▶ [Extracted records]:

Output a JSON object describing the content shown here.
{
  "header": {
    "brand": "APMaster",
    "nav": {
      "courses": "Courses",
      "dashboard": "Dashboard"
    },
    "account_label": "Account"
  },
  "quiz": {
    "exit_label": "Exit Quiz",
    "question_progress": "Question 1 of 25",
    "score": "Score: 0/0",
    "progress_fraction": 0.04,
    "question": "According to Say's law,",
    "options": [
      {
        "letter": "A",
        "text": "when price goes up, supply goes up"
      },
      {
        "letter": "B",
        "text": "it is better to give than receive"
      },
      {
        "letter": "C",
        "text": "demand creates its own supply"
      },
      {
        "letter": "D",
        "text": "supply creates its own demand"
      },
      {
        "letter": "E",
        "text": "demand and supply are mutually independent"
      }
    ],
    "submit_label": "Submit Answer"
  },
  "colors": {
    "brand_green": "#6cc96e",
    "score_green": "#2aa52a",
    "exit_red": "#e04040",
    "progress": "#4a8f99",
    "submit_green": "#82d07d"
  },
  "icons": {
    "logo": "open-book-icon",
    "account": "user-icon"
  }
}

▶ [What the task requires]:
Where a line holds "letter", copy that line.

▶ [Complete answer]:
        "letter": "A",
        "letter": "B",
        "letter": "C",
        "letter": "D",
        "letter": "E",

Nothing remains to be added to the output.